### WHAT IS EXPECTED
Duplicate everything in the PAK file format passage from "[byte[]] $ct = [IO.File]::ReadAllBytes($ctTemp)" down to "[byte[]] $tag = $hmac.ComputeHash($iv + $ct)", word for word.

[Opening PASSAGE PROVIDED section]

Write-Host "Running: openssl $($opensslArgs -join ' ')"
& openssl $opensslArgs | Out-Null

[byte[]] $ct = [IO.File]::ReadAllBytes($ctTemp)

# HMAC(iv || ct)
$hmac = New-Object Security.Cryptography.HMACSHA256 -ArgumentList (,[byte[]]$macKey)
[byte[]] $tag = $hmac.ComputeHash($iv + $ct)
Write-Host "tag(enc) : $([Convert]::ToBase64String($tag))"

PAK file format

Instead of just dumping IV, ciphertext, and tag, the script adds a tiny header with some metadata. The resulting layout is:

[ magic(4) | version(1) | ivLen(1) | tagLen(1) | ctLen(4, big endian) | IV | C | Tag ]
    

In PowerShell, this is constructed by creating a header byte array and then concatenating everything:

[byte[]] $magic = [Text.Encoding]::ASCII.GetBytes("PAK1")

[Closing PASSAGE PROVIDED section]
[Opening PROVIDED INFORMATION section]

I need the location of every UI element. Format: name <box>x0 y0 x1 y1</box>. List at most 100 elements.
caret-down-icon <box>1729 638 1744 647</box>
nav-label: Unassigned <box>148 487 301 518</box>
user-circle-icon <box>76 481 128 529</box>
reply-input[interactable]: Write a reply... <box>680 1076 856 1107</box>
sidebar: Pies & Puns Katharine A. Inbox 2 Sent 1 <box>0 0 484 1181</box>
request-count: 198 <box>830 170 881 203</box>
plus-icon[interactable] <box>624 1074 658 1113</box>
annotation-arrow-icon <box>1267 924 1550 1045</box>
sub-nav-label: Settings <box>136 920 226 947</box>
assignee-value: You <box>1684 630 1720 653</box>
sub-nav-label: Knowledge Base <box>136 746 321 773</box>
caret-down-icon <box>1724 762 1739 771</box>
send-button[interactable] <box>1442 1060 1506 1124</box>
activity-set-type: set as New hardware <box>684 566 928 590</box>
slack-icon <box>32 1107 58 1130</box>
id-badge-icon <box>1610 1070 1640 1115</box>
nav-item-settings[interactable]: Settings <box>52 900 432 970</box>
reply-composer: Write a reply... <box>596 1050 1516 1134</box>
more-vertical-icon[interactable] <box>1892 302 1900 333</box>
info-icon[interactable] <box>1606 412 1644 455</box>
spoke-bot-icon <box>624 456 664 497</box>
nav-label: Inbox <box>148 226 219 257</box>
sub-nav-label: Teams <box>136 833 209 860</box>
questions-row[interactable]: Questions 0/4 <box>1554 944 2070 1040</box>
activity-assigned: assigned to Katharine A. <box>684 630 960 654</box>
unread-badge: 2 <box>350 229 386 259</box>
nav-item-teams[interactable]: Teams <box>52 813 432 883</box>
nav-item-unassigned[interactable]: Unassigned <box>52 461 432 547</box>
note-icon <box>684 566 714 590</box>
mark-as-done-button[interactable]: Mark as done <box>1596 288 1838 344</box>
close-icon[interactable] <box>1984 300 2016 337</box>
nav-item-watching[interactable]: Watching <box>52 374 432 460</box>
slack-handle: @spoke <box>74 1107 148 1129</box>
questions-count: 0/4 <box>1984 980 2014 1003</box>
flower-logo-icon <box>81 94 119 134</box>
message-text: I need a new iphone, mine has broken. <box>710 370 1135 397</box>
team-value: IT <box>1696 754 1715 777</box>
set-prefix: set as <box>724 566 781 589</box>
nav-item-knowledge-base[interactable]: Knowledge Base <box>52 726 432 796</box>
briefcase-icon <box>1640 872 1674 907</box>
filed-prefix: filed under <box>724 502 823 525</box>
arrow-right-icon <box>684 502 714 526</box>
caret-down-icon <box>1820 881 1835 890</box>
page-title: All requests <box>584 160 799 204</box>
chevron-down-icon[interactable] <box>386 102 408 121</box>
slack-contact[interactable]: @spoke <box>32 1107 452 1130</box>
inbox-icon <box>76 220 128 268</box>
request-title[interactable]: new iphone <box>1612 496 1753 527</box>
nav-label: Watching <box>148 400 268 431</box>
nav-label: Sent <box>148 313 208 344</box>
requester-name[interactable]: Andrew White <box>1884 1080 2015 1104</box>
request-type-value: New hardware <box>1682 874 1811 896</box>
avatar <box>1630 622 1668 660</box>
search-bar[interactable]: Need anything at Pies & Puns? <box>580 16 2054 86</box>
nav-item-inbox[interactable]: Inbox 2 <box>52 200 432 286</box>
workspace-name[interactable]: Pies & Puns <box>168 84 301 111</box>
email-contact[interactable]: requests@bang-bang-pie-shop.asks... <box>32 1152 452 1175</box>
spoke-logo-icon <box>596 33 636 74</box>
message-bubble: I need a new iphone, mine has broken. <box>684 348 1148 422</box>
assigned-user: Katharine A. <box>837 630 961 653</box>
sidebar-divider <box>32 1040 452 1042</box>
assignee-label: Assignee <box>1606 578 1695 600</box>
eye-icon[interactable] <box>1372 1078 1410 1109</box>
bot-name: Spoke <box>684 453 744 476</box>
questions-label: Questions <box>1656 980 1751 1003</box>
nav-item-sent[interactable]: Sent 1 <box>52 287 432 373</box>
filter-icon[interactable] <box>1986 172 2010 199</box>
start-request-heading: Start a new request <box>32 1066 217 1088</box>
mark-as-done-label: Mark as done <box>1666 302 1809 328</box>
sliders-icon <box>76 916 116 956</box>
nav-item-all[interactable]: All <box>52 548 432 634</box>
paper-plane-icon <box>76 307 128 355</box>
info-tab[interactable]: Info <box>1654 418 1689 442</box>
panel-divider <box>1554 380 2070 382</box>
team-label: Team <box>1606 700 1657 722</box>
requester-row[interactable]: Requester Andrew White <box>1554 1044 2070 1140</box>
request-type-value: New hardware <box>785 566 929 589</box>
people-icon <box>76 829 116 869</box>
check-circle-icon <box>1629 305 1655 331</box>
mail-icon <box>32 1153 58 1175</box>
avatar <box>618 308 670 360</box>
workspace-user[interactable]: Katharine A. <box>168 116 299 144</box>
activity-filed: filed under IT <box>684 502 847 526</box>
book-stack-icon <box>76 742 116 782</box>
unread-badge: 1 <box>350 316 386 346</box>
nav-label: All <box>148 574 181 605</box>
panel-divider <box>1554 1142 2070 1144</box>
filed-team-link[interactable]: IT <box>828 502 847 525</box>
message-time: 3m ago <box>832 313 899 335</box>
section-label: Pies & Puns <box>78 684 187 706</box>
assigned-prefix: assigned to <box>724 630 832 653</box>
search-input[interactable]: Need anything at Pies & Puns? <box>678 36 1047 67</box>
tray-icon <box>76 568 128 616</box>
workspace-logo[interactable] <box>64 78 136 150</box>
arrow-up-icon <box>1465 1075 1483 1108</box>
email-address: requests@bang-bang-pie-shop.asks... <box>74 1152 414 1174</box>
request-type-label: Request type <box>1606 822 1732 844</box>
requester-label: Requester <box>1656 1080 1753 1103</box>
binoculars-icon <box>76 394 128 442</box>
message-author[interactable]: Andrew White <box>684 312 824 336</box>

[Closing PROVIDED INFORMATION section]

### FINISHED EXERCISE
[byte[]] $ct = [IO.File]::ReadAllBytes($ctTemp)

# HMAC(iv || ct)
$hmac = New-Object Security.Cryptography.HMACSHA256 -ArgumentList (,[byte[]]$macKey)
[byte[]] $tag = $hmac.ComputeHash($iv + $ct)